In the records below, find each line containing the word "południowej" and copy it.

* [PROVIDED RECORDS]
— BEGIN —

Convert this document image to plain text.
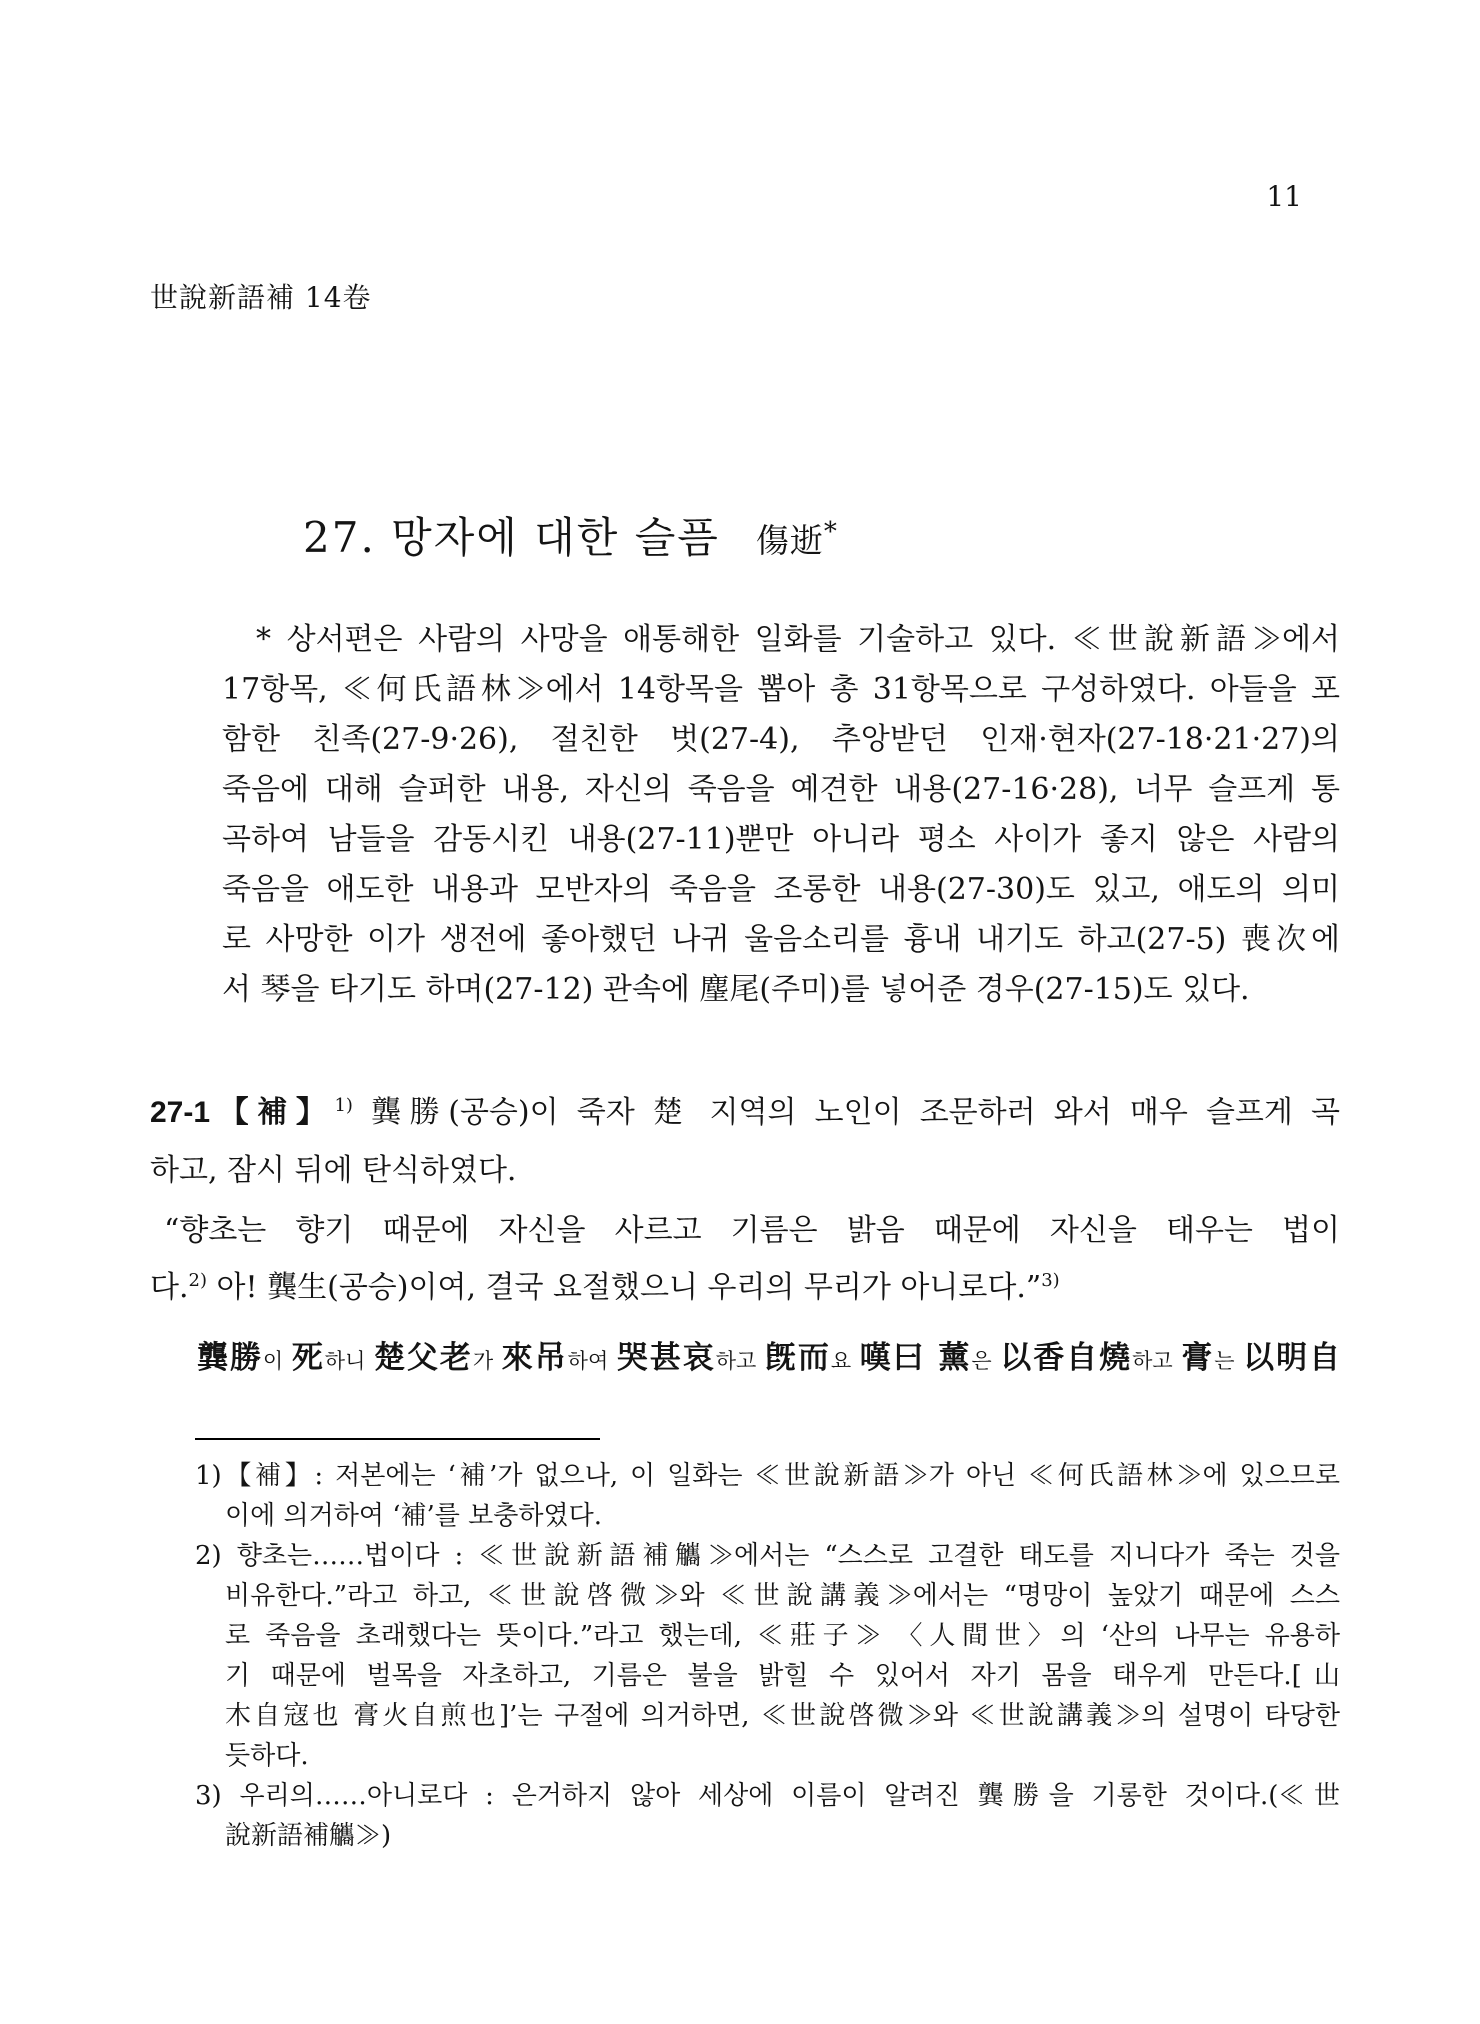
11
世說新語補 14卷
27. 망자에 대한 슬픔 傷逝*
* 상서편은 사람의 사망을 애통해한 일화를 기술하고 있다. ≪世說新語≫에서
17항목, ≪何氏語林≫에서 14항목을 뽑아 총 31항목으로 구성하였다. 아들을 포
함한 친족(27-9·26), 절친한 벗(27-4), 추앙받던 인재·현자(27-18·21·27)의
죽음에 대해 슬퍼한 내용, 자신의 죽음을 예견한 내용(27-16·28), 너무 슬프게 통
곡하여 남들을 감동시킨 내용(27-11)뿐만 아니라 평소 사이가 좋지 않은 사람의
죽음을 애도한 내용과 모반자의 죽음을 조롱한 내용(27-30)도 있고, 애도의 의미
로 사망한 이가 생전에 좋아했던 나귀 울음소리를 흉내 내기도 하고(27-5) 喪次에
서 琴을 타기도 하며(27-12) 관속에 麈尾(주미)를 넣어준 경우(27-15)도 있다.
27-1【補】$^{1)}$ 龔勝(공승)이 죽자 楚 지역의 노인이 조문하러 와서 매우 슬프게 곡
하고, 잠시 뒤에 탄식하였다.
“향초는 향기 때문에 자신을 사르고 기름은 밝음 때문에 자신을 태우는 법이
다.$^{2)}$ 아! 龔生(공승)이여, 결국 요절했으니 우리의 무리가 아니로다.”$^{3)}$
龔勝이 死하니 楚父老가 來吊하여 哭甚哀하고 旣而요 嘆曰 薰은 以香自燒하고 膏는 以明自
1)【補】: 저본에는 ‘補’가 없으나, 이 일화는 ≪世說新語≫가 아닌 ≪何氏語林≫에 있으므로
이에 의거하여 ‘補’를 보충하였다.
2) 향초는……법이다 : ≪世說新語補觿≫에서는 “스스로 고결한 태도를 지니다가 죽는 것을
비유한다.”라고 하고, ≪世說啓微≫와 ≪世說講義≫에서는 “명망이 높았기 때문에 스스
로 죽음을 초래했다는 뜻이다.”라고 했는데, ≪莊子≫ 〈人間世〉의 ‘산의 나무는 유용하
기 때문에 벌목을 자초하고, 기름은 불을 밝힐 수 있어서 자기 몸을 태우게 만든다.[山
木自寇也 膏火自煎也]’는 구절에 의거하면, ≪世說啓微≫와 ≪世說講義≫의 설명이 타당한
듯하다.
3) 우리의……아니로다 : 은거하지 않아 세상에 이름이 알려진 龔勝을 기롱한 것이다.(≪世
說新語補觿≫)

— END —
— BEGIN —

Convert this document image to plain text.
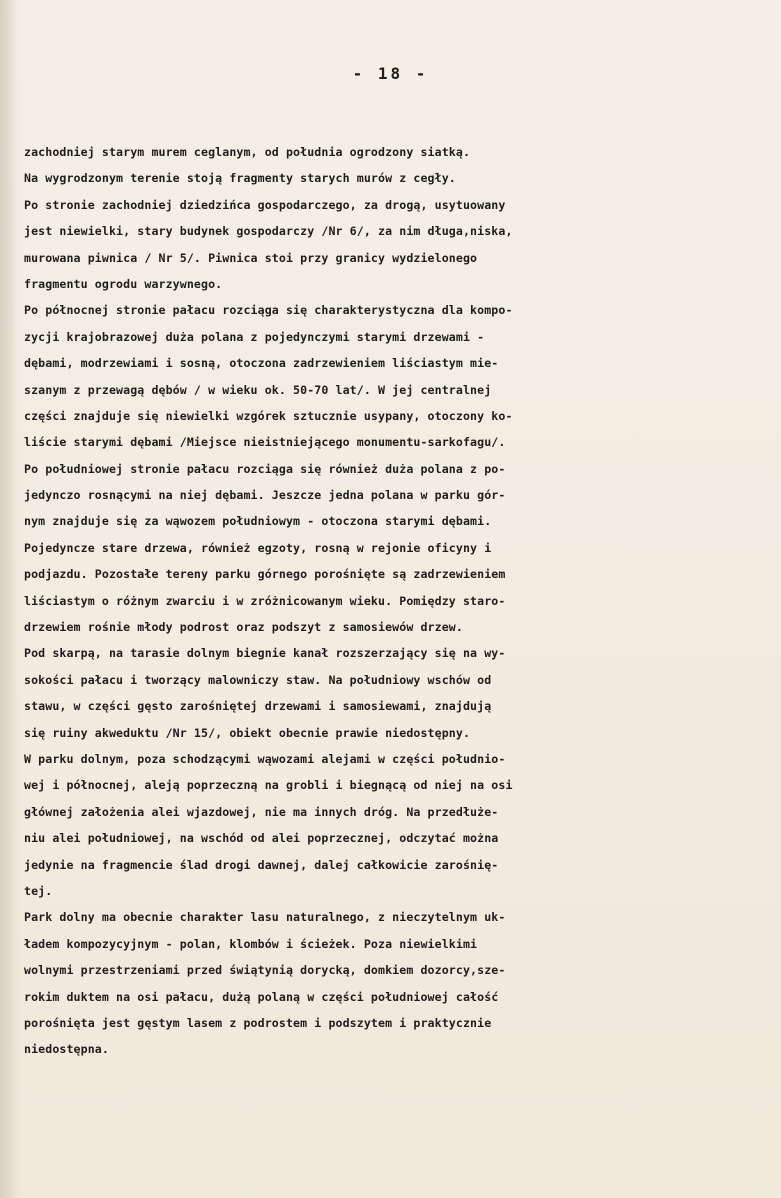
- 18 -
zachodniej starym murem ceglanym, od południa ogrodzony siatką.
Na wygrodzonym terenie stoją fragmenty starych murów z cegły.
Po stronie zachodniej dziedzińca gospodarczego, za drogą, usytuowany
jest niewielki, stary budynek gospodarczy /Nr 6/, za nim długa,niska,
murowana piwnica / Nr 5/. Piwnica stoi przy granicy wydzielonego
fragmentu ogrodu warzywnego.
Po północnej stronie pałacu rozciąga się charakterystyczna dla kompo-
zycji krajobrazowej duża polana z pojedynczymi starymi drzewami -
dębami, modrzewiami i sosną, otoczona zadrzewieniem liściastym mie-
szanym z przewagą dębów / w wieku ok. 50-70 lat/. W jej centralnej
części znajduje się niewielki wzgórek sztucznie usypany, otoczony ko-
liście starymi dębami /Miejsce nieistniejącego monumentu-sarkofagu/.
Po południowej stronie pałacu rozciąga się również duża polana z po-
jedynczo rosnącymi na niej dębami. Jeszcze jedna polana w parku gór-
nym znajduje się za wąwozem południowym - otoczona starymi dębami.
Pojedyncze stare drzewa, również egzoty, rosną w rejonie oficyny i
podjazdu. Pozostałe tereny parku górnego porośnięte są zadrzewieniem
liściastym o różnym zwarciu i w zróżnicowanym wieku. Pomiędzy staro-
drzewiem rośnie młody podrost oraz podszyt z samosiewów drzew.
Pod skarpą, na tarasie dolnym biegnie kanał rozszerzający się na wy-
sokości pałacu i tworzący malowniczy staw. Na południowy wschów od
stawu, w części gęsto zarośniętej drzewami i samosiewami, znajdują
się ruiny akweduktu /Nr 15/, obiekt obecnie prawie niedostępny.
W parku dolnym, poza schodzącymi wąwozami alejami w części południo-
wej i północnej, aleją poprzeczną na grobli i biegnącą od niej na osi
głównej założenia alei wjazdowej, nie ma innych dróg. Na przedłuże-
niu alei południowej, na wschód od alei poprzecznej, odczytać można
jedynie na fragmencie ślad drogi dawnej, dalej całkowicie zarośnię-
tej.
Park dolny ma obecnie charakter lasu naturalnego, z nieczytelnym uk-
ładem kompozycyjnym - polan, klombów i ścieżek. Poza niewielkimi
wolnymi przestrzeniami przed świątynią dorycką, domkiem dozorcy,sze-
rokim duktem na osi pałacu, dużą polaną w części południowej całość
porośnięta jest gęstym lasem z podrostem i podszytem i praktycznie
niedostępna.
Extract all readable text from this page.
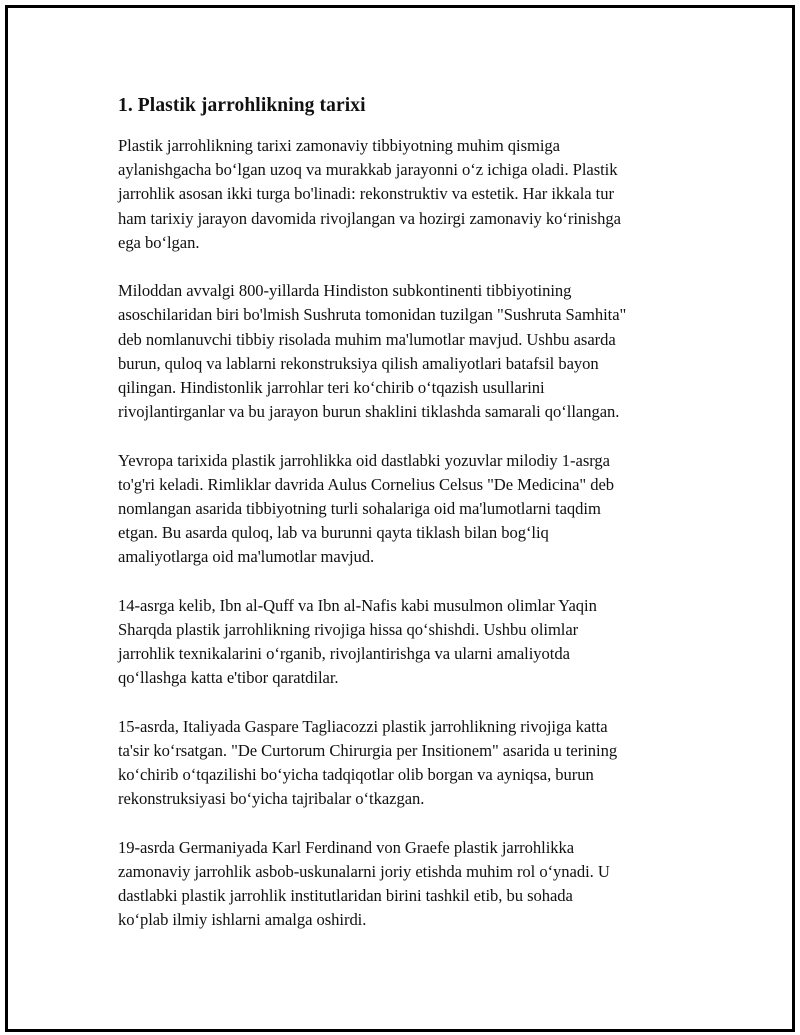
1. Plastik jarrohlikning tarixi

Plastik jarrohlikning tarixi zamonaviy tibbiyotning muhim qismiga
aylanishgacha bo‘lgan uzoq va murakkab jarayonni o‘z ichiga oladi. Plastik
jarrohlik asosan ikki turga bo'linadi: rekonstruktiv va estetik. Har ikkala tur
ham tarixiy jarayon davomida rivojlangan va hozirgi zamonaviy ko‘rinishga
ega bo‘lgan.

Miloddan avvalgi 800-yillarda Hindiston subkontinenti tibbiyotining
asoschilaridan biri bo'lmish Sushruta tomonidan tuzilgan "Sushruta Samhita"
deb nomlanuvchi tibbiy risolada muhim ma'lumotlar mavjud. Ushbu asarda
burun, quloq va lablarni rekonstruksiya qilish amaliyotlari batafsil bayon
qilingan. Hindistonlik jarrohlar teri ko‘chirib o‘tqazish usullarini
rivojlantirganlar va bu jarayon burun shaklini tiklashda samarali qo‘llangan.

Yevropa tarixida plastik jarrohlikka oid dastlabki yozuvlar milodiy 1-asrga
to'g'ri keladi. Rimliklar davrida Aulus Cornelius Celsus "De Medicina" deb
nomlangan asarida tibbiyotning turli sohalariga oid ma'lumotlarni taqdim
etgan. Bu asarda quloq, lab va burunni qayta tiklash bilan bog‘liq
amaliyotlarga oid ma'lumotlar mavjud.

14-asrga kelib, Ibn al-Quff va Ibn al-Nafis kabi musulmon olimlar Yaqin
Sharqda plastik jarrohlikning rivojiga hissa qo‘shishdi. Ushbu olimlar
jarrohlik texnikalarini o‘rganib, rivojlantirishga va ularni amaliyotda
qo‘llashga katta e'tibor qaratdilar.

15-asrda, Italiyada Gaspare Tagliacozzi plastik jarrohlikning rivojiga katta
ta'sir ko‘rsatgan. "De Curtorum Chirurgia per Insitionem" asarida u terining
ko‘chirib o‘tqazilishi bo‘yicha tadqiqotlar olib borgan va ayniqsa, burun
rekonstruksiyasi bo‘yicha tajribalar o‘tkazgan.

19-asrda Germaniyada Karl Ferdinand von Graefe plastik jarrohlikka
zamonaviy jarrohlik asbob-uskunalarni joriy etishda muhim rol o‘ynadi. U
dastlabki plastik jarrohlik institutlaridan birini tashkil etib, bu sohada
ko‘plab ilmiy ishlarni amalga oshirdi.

— END —

* [SOLUTION BELOW]
Po południowej stronie pałacu rozciąga się również duża polana z po-
niu alei południowej, na wschód od alei poprzecznej, odczytać można
rokim duktem na osi pałacu, dużą polaną w części południowej całość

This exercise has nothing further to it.